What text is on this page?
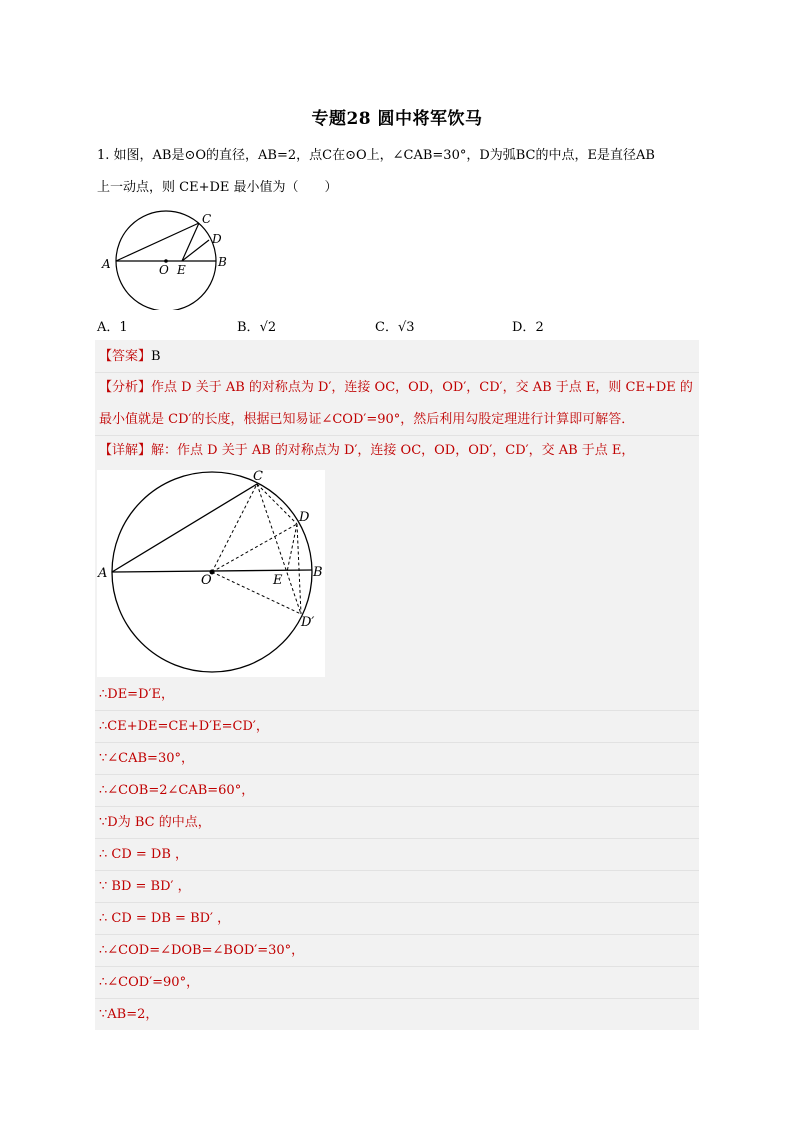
专题28 圆中将军饮马
1. 如图，AB是⊙O的直径，AB=2，点C在⊙O上，∠CAB=30°，D为弧BC的中点，E是直径AB
上一动点，则 CE+DE 最小值为（　　）
A	B
C
D
O E
A．1	B．√2	C．√3	D．2
【答案】B
【分析】作点 D 关于 AB 的对称点为 D′，连接 OC，OD，OD′，CD′，交 AB 于点 E，则 CE+DE 的
最小值就是 CD′的长度，根据已知易证∠COD′=90°，然后利用勾股定理进行计算即可解答．
【详解】解：作点 D 关于 AB 的对称点为 D′，连接 OC，OD，OD′，CD′，交 AB 于点 E，
A	B
C
D
O	E
D′
∴DE=D′E，
∴CE+DE=CE+D′E=CD′，
∵∠CAB=30°，
∴∠COB=2∠CAB=60°，
∵D为 BC 的中点，
∴ CD = DB ，
∵ BD = BD′ ，
∴ CD = DB = BD′ ，
∴∠COD=∠DOB=∠BOD′=30°，
∴∠COD′=90°，
∵AB=2，
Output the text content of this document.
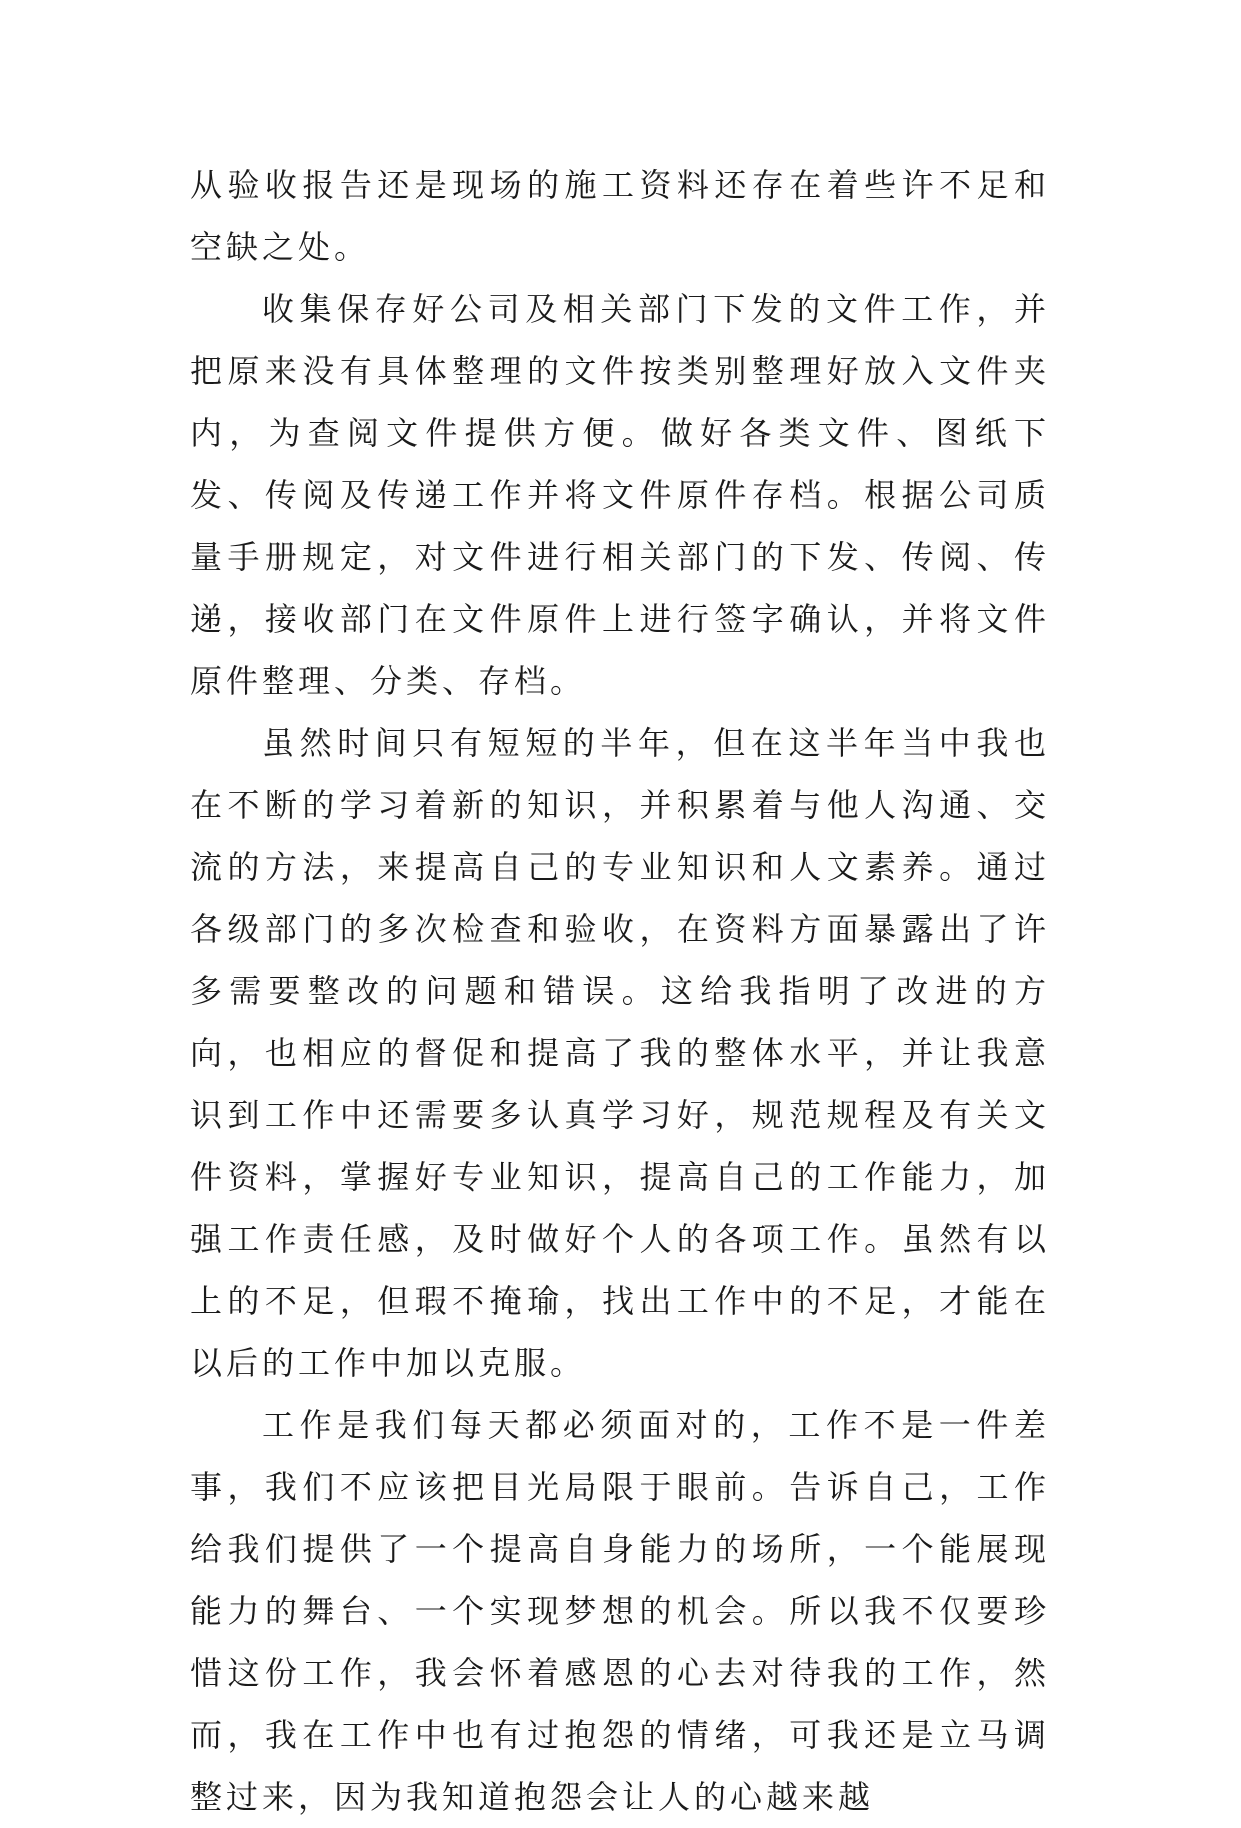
从验收报告还是现场的施工资料还存在着些许不足和空缺之处。

收集保存好公司及相关部门下发的文件工作，并把原来没有具体整理的文件按类别整理好放入文件夹内，为查阅文件提供方便。做好各类文件、图纸下发、传阅及传递工作并将文件原件存档。根据公司质量手册规定，对文件进行相关部门的下发、传阅、传递，接收部门在文件原件上进行签字确认，并将文件原件整理、分类、存档。

虽然时间只有短短的半年，但在这半年当中我也在不断的学习着新的知识，并积累着与他人沟通、交流的方法，来提高自己的专业知识和人文素养。通过各级部门的多次检查和验收，在资料方面暴露出了许多需要整改的问题和错误。这给我指明了改进的方向，也相应的督促和提高了我的整体水平，并让我意识到工作中还需要多认真学习好，规范规程及有关文件资料，掌握好专业知识，提高自己的工作能力，加强工作责任感，及时做好个人的各项工作。虽然有以上的不足，但瑕不掩瑜，找出工作中的不足，才能在以后的工作中加以克服。

工作是我们每天都必须面对的，工作不是一件差事，我们不应该把目光局限于眼前。告诉自己，工作给我们提供了一个提高自身能力的场所，一个能展现能力的舞台、一个实现梦想的机会。所以我不仅要珍惜这份工作，我会怀着感恩的心去对待我的工作，然而，我在工作中也有过抱怨的情绪，可我还是立马调整过来，因为我知道抱怨会让人的心越来越
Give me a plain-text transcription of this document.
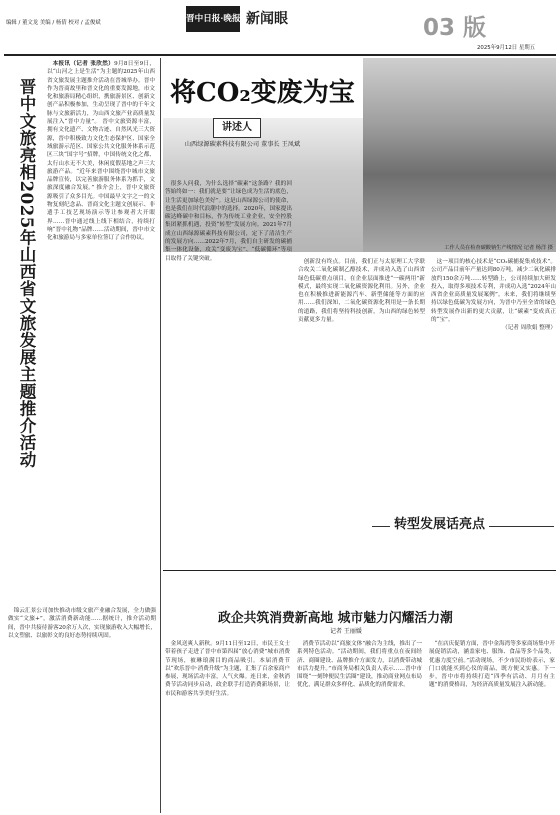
编辑 / 董文龙 美编 / 杨倩 校对 / 孟俊斌	晋中日报·晚报版
新闻眼	03 版
2025年9月12日 星期五
晋中文旅亮相2025年山西省文旅发展主题推介活动

本报讯（记者 张欣然）9月8日至9日，以“山河之上是生活”为主题的2025年山西省文旅发展主题推介活动在晋城举办。晋中作为晋商故里和晋文化的重要发源地，市文化和旅游局精心组织，携旅游景区、创新文创产品积极参加，生动呈现了晋中的千年文脉与文旅新活力，为山西文旅产业高质量发展注入“晋中力量”。 晋中文旅资源丰富，拥有文化遗产、文物古迹、自然风光三大资源，晋中积极致力文化生态保护区、国家全域旅游示范区、国家公共文化服务体系示范区三块“国字号”招牌，中国传统文化之都、太行山水无不大美，休闲度假基地之声三大旅游产品。“近年来晋中围绕晋中城市文旅品牌宣传，以完善旅游服务体系为抓手，文旅深度融合发展。” 推介会上，晋中文旅资源吸引了众多目光。中国最早文字之一的文物复刻纪念品、晋商文化主题文创展示、非遗手工技艺现场演示等让参观者大开眼界……晋中通过线上线下相结合，持续打响“晋中礼物”品牌……活动期间，晋中市文化和旅游局与多家单位签订了合作协议。

锦云汇景公司加快推动市级文旅产业融合发展，全力做强做实“文旅+”，激活消费新动能……据统计，推介活动期间，晋中共接待游客20余万人次，实现旅游收入大幅增长，以文塑旅、以旅彰文的良好态势持续巩固。

将CO₂变废为宝
讲述人
山西绿源碳素科技有限公司 董事长 王凤斌
工作人员在检查碳酸钠生产线情况 记者 杨洋 摄

很多人问我，为什么选择“碳素”这条路？我的回答始终如一：我们就是要“让绿色成为生活的底色，让生活更加绿色美好”。这是山西绿源公司的使命，也是我们在时代浪潮中的选择。2020年，国家提出碳达峰碳中和目标，作为传统工业企业，安全控股集团紧抓机遇，投资“转型”发展方向。2021年7月成立山西绿源碳素科技有限公司，定下了清洁生产的发展方向……2022年7月，我们自主研发的碳捕集一体化设备，攻关“变废为宝”、“低碳循环”等项目取得了关键突破。

创新没有终点。目前，我们正与太原理工大学联合攻关二氧化碳制乙醇技术，并成功入选了山西省绿色低碳重点项目，在企业层面推进“一碳两用”新模式，最终实现二氧化碳资源化利用。另外，企业也在积极推进新能源汽车、新型储能等方面的应用……我们深知，二氧化碳资源化利用是一条长期的道路，我们将坚持科技创新，为山西的绿色转型贡献更多力量。

这一项目的核心技术是“CO₂碳捕捉集成技术”。公司产品目前年产量达到80万吨，减少二氧化碳排放约150余万吨……转型路上，公司持续加大研发投入，取得多项技术专利，并成功入选“2024年山西省企业高质量发展案例”。未来，我们将继续坚持以绿色低碳为发展方向，为晋中乃至全省的绿色转型发展作出新的更大贡献，让“碳素”变成真正的“宝”。

（记者 周欣娟 整理）

转型发展话亮点
政企共筑消费新高地 城市魅力闪耀活力潮
记者 王丽媛

金风送爽人新秋。9月11日至12日，市民王女士带着孩子走进了晋中市第四届“放心消费”城市消费节现场，被琳琅满目的商品吸引。本届消费节以“欢乐晋中·消费升级”为主题，汇集了百余家商户参展，现场活动丰富，人气火爆。连日来，金秋消费节活动同步启动，政企联手打造消费新场景，让市民和游客共享美好生活。

消费节活动以“商旅文体”融合为主线，推出了一系列特色活动。“活动期间，我们将重点在夜间经济、商圈建设、品牌推介方面发力，以消费带动城市活力提升。”市商务局相关负责人表示……晋中市围绕“一刻钟便民生活圈”建设，推动商业网点布局优化，满足群众多样化、品质化的消费需求。

“在店庆促销方面，晋中金海湾等多家商场集中开展促销活动，涵盖家电、服饰、食品等多个品类，优惠力度空前。”活动现场，不少市民纷纷表示，家门口就能买到心仪的商品，既方便又实惠。下一步，晋中市将持续打造“四季有活动、月月有主题”的消费格局，为经济高质量发展注入新动能。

◆ ◆ ◆

WHAT IS ASKED -
Strip out the images, then output the records above word for word.

TASK ANSWER -
What text is on this page?
专题28 圆中将军饮马
1. 如图，AB是⊙O的直径，AB=2，点C在⊙O上，∠CAB=30°，D为弧BC的中点，E是直径AB
上一动点，则 CE+DE 最小值为（　　）
A	B
C
D
O E
A．1	B．√2	C．√3	D．2
【答案】B
【分析】作点 D 关于 AB 的对称点为 D′，连接 OC，OD，OD′，CD′，交 AB 于点 E，则 CE+DE 的
最小值就是 CD′的长度，根据已知易证∠COD′=90°，然后利用勾股定理进行计算即可解答．
【详解】解：作点 D 关于 AB 的对称点为 D′，连接 OC，OD，OD′，CD′，交 AB 于点 E，
A	B
C
D
O	E
D′
∴DE=D′E，
∴CE+DE=CE+D′E=CD′，
∵∠CAB=30°，
∴∠COB=2∠CAB=60°，
∵D为 BC 的中点，
∴ CD = DB ，
∵ BD = BD′ ，
∴ CD = DB = BD′ ，
∴∠COD=∠DOB=∠BOD′=30°，
∴∠COD′=90°，
∵AB=2，
Output the text content of this document.
从验收报告还是现场的施工资料还存在着些许不足和空缺之处。

收集保存好公司及相关部门下发的文件工作，并把原来没有具体整理的文件按类别整理好放入文件夹内，为查阅文件提供方便。做好各类文件、图纸下发、传阅及传递工作并将文件原件存档。根据公司质量手册规定，对文件进行相关部门的下发、传阅、传递，接收部门在文件原件上进行签字确认，并将文件原件整理、分类、存档。

虽然时间只有短短的半年，但在这半年当中我也在不断的学习着新的知识，并积累着与他人沟通、交流的方法，来提高自己的专业知识和人文素养。通过各级部门的多次检查和验收，在资料方面暴露出了许多需要整改的问题和错误。这给我指明了改进的方向，也相应的督促和提高了我的整体水平，并让我意识到工作中还需要多认真学习好，规范规程及有关文件资料，掌握好专业知识，提高自己的工作能力，加强工作责任感，及时做好个人的各项工作。虽然有以上的不足，但瑕不掩瑜，找出工作中的不足，才能在以后的工作中加以克服。

工作是我们每天都必须面对的，工作不是一件差事，我们不应该把目光局限于眼前。告诉自己，工作给我们提供了一个提高自身能力的场所，一个能展现能力的舞台、一个实现梦想的机会。所以我不仅要珍惜这份工作，我会怀着感恩的心去对待我的工作，然而，我在工作中也有过抱怨的情绪，可我还是立马调整过来，因为我知道抱怨会让人的心越来越
Give me a plain-text transcription of this document.
编辑 / 董文龙 美编 / 杨倩 校对 / 孟俊斌	晋中日报·晚报版
新闻眼	03 版
2025年9月12日 星期五
晋中文旅亮相2025年山西省文旅发展主题推介活动

本报讯（记者 张欣然）9月8日至9日，以“山河之上是生活”为主题的2025年山西省文旅发展主题推介活动在晋城举办。晋中作为晋商故里和晋文化的重要发源地，市文化和旅游局精心组织，携旅游景区、创新文创产品积极参加，生动呈现了晋中的千年文脉与文旅新活力，为山西文旅产业高质量发展注入“晋中力量”。 晋中文旅资源丰富，拥有文化遗产、文物古迹、自然风光三大资源，晋中积极致力文化生态保护区、国家全域旅游示范区、国家公共文化服务体系示范区三块“国字号”招牌，中国传统文化之都、太行山水无不大美，休闲度假基地之声三大旅游产品。“近年来晋中围绕晋中城市文旅品牌宣传，以完善旅游服务体系为抓手，文旅深度融合发展。” 推介会上，晋中文旅资源吸引了众多目光。中国最早文字之一的文物复刻纪念品、晋商文化主题文创展示、非遗手工技艺现场演示等让参观者大开眼界……晋中通过线上线下相结合，持续打响“晋中礼物”品牌……活动期间，晋中市文化和旅游局与多家单位签订了合作协议。

锦云汇景公司加快推动市级文旅产业融合发展，全力做强做实“文旅+”，激活消费新动能……据统计，推介活动期间，晋中共接待游客20余万人次，实现旅游收入大幅增长，以文塑旅、以旅彰文的良好态势持续巩固。

将CO₂变废为宝
讲述人
山西绿源碳素科技有限公司 董事长 王凤斌
工作人员在检查碳酸钠生产线情况 记者 杨洋 摄

很多人问我，为什么选择“碳素”这条路？我的回答始终如一：我们就是要“让绿色成为生活的底色，让生活更加绿色美好”。这是山西绿源公司的使命，也是我们在时代浪潮中的选择。2020年，国家提出碳达峰碳中和目标，作为传统工业企业，安全控股集团紧抓机遇，投资“转型”发展方向。2021年7月成立山西绿源碳素科技有限公司，定下了清洁生产的发展方向……2022年7月，我们自主研发的碳捕集一体化设备，攻关“变废为宝”、“低碳循环”等项目取得了关键突破。

创新没有终点。目前，我们正与太原理工大学联合攻关二氧化碳制乙醇技术，并成功入选了山西省绿色低碳重点项目，在企业层面推进“一碳两用”新模式，最终实现二氧化碳资源化利用。另外，企业也在积极推进新能源汽车、新型储能等方面的应用……我们深知，二氧化碳资源化利用是一条长期的道路，我们将坚持科技创新，为山西的绿色转型贡献更多力量。

这一项目的核心技术是“CO₂碳捕捉集成技术”。公司产品目前年产量达到80万吨，减少二氧化碳排放约150余万吨……转型路上，公司持续加大研发投入，取得多项技术专利，并成功入选“2024年山西省企业高质量发展案例”。未来，我们将继续坚持以绿色低碳为发展方向，为晋中乃至全省的绿色转型发展作出新的更大贡献，让“碳素”变成真正的“宝”。

（记者 周欣娟 整理）

转型发展话亮点
政企共筑消费新高地 城市魅力闪耀活力潮
记者 王丽媛

金风送爽人新秋。9月11日至12日，市民王女士带着孩子走进了晋中市第四届“放心消费”城市消费节现场，被琳琅满目的商品吸引。本届消费节以“欢乐晋中·消费升级”为主题，汇集了百余家商户参展，现场活动丰富，人气火爆。连日来，金秋消费节活动同步启动，政企联手打造消费新场景，让市民和游客共享美好生活。

消费节活动以“商旅文体”融合为主线，推出了一系列特色活动。“活动期间，我们将重点在夜间经济、商圈建设、品牌推介方面发力，以消费带动城市活力提升。”市商务局相关负责人表示……晋中市围绕“一刻钟便民生活圈”建设，推动商业网点布局优化，满足群众多样化、品质化的消费需求。

“在店庆促销方面，晋中金海湾等多家商场集中开展促销活动，涵盖家电、服饰、食品等多个品类，优惠力度空前。”活动现场，不少市民纷纷表示，家门口就能买到心仪的商品，既方便又实惠。下一步，晋中市将持续打造“四季有活动、月月有主题”的消费格局，为经济高质量发展注入新动能。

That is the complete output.